Items from a figure collection:
-------------------------

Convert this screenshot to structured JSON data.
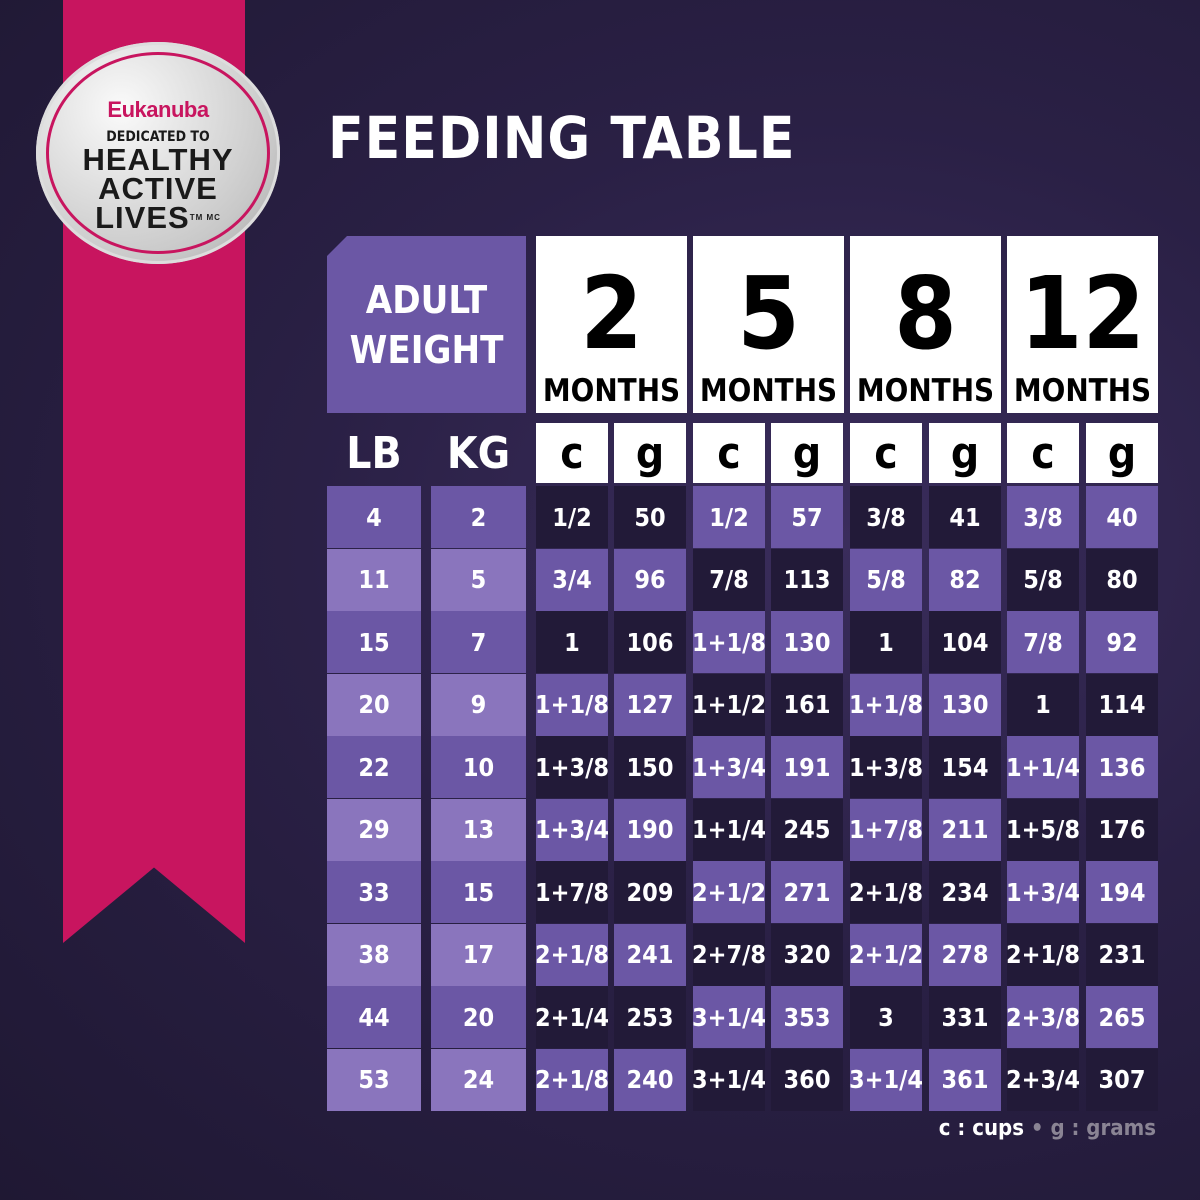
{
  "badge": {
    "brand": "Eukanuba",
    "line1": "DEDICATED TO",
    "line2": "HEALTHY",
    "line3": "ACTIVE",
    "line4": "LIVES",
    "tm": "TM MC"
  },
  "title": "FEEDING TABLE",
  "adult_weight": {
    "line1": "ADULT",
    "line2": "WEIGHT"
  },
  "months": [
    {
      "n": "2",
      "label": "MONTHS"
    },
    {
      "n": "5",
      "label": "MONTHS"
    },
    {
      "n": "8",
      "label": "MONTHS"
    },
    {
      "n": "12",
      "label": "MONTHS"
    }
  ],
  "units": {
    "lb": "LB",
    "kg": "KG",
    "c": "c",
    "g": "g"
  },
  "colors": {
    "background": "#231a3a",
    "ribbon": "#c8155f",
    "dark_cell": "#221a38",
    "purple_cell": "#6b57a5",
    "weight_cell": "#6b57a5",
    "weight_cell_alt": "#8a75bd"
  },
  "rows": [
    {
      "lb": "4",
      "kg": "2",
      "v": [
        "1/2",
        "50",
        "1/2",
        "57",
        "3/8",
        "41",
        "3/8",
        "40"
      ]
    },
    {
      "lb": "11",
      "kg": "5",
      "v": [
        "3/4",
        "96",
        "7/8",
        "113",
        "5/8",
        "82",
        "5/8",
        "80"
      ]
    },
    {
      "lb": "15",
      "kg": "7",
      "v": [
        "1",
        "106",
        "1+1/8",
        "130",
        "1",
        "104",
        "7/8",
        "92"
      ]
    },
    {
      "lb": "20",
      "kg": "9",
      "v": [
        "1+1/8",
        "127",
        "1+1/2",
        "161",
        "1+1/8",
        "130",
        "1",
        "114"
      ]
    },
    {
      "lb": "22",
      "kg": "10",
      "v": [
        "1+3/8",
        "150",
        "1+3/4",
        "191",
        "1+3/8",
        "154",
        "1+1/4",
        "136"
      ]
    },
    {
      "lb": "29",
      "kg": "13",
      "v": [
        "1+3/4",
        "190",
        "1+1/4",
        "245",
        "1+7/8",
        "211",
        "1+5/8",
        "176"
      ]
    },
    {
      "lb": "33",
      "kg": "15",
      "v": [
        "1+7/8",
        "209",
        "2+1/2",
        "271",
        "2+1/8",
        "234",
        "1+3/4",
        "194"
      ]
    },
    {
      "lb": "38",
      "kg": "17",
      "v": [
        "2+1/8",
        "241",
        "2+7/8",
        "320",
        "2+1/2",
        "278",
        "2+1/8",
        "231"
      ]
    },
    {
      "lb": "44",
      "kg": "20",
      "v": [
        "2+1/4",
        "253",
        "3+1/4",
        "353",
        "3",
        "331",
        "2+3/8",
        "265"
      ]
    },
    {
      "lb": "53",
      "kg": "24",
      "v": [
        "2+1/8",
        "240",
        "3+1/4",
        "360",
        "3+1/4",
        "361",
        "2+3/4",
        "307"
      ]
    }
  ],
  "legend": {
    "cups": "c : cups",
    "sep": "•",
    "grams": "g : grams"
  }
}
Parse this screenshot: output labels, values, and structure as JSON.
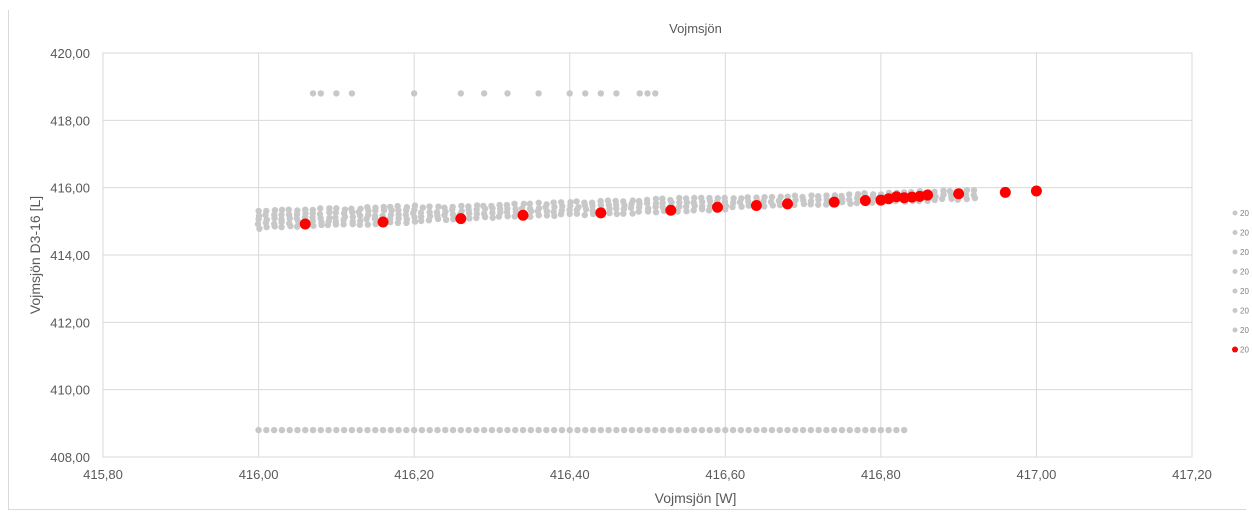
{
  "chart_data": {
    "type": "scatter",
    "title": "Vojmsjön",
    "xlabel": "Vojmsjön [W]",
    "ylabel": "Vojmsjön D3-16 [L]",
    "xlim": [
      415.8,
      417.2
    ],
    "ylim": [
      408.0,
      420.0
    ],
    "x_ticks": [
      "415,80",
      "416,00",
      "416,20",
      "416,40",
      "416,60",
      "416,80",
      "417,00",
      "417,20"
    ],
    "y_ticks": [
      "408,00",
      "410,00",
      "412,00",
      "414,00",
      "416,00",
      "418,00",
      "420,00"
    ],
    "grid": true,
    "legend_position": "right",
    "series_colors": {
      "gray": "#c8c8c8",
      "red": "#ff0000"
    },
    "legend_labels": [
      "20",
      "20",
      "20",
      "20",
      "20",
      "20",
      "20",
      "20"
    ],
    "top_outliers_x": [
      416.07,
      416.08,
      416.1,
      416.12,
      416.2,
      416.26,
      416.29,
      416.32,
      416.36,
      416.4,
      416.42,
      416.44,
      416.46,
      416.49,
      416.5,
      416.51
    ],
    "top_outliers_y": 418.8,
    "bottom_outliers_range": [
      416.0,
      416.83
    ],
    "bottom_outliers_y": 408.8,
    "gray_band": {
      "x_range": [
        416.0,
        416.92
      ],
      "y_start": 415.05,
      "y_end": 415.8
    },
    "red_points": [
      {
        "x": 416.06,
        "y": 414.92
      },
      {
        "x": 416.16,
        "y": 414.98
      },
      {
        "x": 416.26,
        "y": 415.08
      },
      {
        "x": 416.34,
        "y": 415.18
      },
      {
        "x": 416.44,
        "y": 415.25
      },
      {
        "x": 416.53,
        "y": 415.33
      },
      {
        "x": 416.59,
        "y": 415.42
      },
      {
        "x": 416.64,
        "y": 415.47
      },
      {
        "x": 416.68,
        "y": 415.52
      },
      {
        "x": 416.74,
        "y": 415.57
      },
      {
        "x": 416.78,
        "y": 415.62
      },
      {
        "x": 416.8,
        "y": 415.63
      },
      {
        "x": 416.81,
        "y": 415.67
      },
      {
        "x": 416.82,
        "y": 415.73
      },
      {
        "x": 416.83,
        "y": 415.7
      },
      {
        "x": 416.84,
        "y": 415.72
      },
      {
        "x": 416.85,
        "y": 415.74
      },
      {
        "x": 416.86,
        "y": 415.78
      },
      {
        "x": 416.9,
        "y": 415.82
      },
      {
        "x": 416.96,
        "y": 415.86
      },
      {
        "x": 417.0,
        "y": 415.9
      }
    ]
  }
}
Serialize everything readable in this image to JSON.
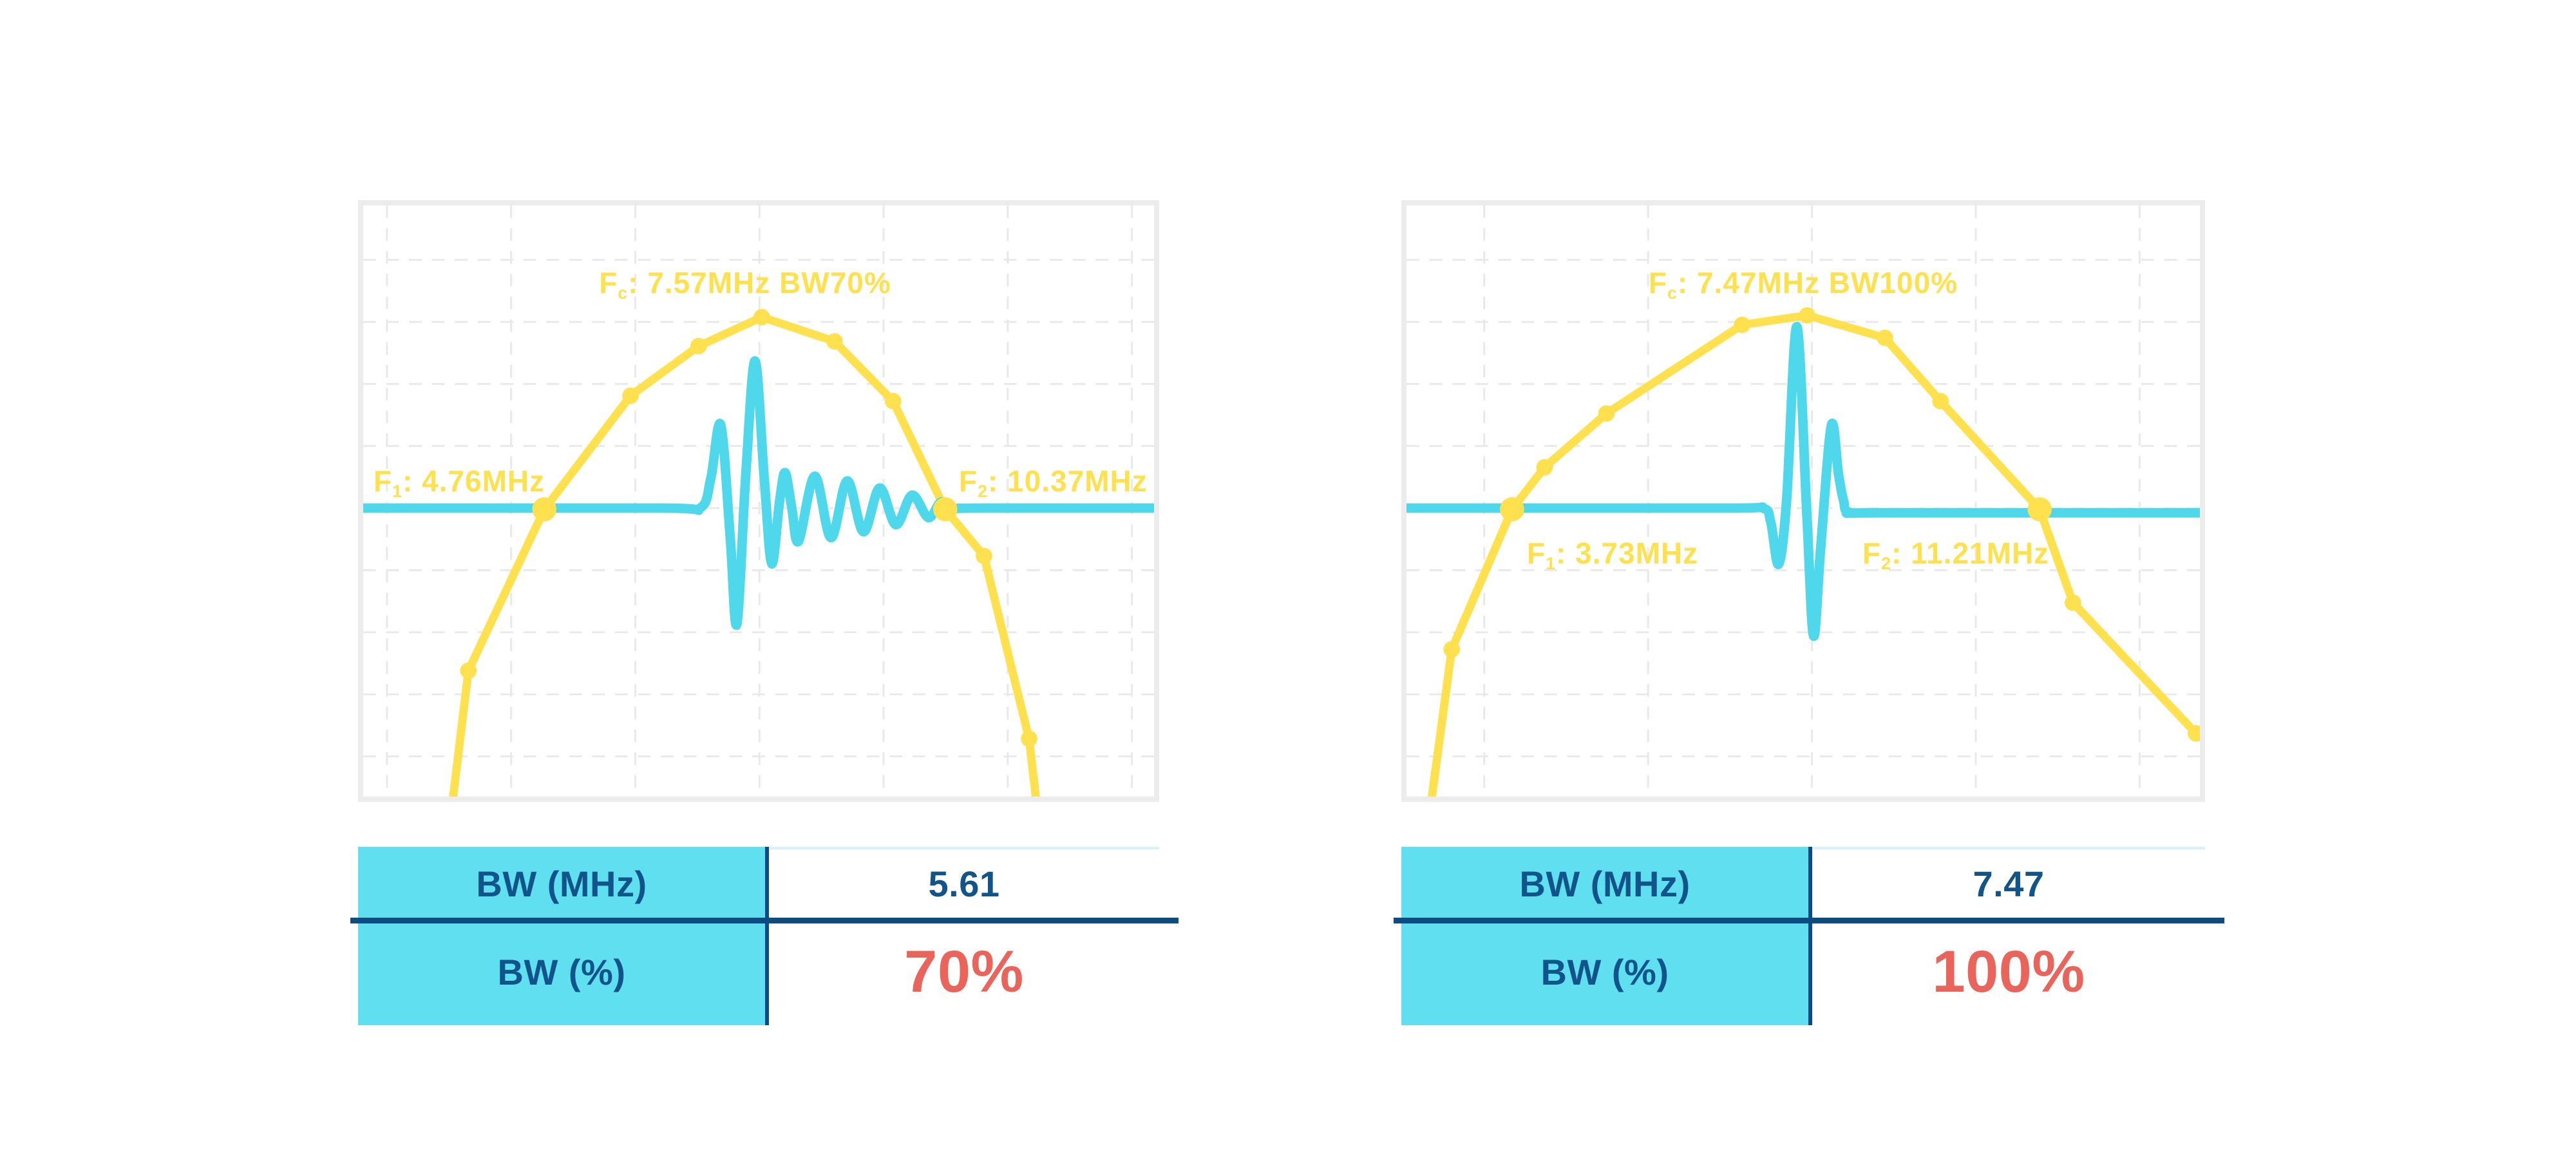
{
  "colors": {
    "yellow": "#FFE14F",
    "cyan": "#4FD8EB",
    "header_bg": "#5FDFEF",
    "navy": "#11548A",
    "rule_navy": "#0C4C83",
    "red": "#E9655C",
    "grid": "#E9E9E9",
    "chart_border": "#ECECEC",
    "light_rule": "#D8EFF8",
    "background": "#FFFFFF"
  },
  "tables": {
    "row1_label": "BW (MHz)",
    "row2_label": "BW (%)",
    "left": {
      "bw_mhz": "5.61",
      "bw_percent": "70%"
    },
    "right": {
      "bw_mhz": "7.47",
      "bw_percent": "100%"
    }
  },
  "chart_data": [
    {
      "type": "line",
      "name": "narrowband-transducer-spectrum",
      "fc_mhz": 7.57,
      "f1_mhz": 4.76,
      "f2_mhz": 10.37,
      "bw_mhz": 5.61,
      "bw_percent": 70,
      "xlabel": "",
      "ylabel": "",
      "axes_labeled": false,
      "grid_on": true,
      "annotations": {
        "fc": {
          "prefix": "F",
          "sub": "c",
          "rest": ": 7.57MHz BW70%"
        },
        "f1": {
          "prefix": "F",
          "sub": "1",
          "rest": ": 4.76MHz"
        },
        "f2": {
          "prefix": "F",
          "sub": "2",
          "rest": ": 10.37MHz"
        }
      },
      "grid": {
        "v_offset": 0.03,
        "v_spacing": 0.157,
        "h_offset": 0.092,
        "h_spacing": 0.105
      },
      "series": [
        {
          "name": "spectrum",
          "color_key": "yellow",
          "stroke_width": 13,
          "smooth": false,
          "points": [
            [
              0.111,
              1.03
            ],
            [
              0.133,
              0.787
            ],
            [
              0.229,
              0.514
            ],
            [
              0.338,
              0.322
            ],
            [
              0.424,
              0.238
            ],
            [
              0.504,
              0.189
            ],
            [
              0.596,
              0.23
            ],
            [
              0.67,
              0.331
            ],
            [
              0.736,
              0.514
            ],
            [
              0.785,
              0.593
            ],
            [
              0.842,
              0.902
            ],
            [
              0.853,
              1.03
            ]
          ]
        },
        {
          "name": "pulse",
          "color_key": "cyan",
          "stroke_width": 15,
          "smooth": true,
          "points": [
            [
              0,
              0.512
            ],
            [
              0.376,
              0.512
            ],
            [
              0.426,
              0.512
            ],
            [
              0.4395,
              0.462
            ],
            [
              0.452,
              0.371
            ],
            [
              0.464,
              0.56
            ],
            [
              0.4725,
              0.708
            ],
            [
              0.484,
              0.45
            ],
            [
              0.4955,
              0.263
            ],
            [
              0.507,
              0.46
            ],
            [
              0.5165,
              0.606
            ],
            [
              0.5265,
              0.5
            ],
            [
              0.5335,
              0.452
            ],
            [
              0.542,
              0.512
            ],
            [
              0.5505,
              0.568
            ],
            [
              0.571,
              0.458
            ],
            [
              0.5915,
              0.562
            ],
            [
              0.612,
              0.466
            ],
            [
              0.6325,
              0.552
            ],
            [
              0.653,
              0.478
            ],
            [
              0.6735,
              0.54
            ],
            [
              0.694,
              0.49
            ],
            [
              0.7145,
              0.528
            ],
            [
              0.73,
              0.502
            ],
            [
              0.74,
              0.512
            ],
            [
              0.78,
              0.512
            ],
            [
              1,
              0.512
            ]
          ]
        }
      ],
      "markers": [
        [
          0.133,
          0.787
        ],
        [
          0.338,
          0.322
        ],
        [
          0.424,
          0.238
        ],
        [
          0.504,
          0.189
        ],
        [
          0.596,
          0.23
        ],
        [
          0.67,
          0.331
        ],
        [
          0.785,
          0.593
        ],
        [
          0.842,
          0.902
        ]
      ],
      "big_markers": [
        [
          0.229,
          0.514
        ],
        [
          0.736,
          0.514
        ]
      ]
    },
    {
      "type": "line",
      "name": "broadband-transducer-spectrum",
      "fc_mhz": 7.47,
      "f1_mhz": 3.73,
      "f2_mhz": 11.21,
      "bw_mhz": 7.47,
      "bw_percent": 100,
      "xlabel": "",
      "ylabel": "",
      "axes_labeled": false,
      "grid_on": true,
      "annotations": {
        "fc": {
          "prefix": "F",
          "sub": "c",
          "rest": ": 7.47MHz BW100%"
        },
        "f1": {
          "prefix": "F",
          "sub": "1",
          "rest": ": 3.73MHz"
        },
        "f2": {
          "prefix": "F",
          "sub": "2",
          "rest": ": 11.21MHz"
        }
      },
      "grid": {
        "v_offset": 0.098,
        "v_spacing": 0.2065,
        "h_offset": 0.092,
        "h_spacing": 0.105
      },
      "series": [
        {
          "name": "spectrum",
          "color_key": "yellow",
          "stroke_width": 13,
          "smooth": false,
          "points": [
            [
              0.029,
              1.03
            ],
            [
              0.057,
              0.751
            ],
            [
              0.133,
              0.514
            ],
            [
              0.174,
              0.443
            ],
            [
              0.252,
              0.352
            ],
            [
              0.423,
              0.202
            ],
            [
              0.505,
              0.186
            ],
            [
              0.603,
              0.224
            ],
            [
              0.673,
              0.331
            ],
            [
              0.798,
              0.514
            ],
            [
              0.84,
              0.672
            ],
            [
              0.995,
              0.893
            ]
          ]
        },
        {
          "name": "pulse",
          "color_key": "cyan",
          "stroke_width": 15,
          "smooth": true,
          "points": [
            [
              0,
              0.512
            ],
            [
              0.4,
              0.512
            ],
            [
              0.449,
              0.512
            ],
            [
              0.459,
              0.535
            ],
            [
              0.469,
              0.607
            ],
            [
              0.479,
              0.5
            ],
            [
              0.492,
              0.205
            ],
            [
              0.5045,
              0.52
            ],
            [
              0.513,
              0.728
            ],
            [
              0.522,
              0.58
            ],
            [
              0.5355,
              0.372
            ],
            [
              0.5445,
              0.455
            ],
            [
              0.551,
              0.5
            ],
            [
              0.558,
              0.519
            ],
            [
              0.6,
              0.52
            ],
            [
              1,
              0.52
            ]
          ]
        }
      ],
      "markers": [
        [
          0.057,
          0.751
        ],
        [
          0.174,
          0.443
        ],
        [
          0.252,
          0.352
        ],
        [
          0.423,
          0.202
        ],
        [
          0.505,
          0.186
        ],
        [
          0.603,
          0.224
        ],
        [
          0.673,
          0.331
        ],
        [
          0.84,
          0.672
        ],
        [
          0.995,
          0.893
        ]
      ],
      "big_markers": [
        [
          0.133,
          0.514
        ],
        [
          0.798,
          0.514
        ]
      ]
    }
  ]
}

-------------------------

__What the task requires__. Return all lines with the word "this" in them.

__Response below__.
Convert this screenshot to structured JSON data.
Parse this screenshot: output labels, values, and structure as JSON.
Serialize everything readable in this image to JSON.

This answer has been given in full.